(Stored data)
━━━

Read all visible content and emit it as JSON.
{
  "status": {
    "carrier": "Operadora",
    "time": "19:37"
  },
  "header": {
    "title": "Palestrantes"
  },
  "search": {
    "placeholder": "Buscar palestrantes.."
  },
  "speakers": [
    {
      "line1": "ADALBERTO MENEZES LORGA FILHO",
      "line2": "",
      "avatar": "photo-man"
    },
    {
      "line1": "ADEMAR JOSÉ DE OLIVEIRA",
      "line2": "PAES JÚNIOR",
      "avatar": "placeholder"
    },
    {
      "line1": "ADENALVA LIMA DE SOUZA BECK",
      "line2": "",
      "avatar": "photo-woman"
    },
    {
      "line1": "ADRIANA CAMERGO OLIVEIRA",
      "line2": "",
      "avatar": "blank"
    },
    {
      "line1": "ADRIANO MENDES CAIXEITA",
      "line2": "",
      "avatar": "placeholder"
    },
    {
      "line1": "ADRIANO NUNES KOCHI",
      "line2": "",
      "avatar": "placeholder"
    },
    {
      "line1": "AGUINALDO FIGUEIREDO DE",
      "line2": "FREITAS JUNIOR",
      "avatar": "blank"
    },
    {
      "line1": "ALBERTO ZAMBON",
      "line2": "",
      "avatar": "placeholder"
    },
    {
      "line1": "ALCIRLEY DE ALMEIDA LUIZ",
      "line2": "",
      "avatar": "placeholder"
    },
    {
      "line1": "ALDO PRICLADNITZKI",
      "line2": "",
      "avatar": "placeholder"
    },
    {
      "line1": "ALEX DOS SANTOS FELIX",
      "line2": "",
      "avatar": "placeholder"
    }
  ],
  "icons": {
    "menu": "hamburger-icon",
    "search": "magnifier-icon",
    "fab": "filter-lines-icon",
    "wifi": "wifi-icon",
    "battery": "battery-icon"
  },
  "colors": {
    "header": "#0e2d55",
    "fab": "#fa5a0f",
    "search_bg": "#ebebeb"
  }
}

━━━

- [WHAT THE EXERCISE ASKS]: Return all the data above once more, precisely as given.

- [ANSWER TO THIS TASK]:
Read all visible content and emit it as JSON.
{
  "status": {
    "carrier": "Operadora",
    "time": "19:37"
  },
  "header": {
    "title": "Palestrantes"
  },
  "search": {
    "placeholder": "Buscar palestrantes.."
  },
  "speakers": [
    {
      "line1": "ADALBERTO MENEZES LORGA FILHO",
      "line2": "",
      "avatar": "photo-man"
    },
    {
      "line1": "ADEMAR JOSÉ DE OLIVEIRA",
      "line2": "PAES JÚNIOR",
      "avatar": "placeholder"
    },
    {
      "line1": "ADENALVA LIMA DE SOUZA BECK",
      "line2": "",
      "avatar": "photo-woman"
    },
    {
      "line1": "ADRIANA CAMERGO OLIVEIRA",
      "line2": "",
      "avatar": "blank"
    },
    {
      "line1": "ADRIANO MENDES CAIXEITA",
      "line2": "",
      "avatar": "placeholder"
    },
    {
      "line1": "ADRIANO NUNES KOCHI",
      "line2": "",
      "avatar": "placeholder"
    },
    {
      "line1": "AGUINALDO FIGUEIREDO DE",
      "line2": "FREITAS JUNIOR",
      "avatar": "blank"
    },
    {
      "line1": "ALBERTO ZAMBON",
      "line2": "",
      "avatar": "placeholder"
    },
    {
      "line1": "ALCIRLEY DE ALMEIDA LUIZ",
      "line2": "",
      "avatar": "placeholder"
    },
    {
      "line1": "ALDO PRICLADNITZKI",
      "line2": "",
      "avatar": "placeholder"
    },
    {
      "line1": "ALEX DOS SANTOS FELIX",
      "line2": "",
      "avatar": "placeholder"
    }
  ],
  "icons": {
    "menu": "hamburger-icon",
    "search": "magnifier-icon",
    "fab": "filter-lines-icon",
    "wifi": "wifi-icon",
    "battery": "battery-icon"
  },
  "colors": {
    "header": "#0e2d55",
    "fab": "#fa5a0f",
    "search_bg": "#ebebeb"
  }
}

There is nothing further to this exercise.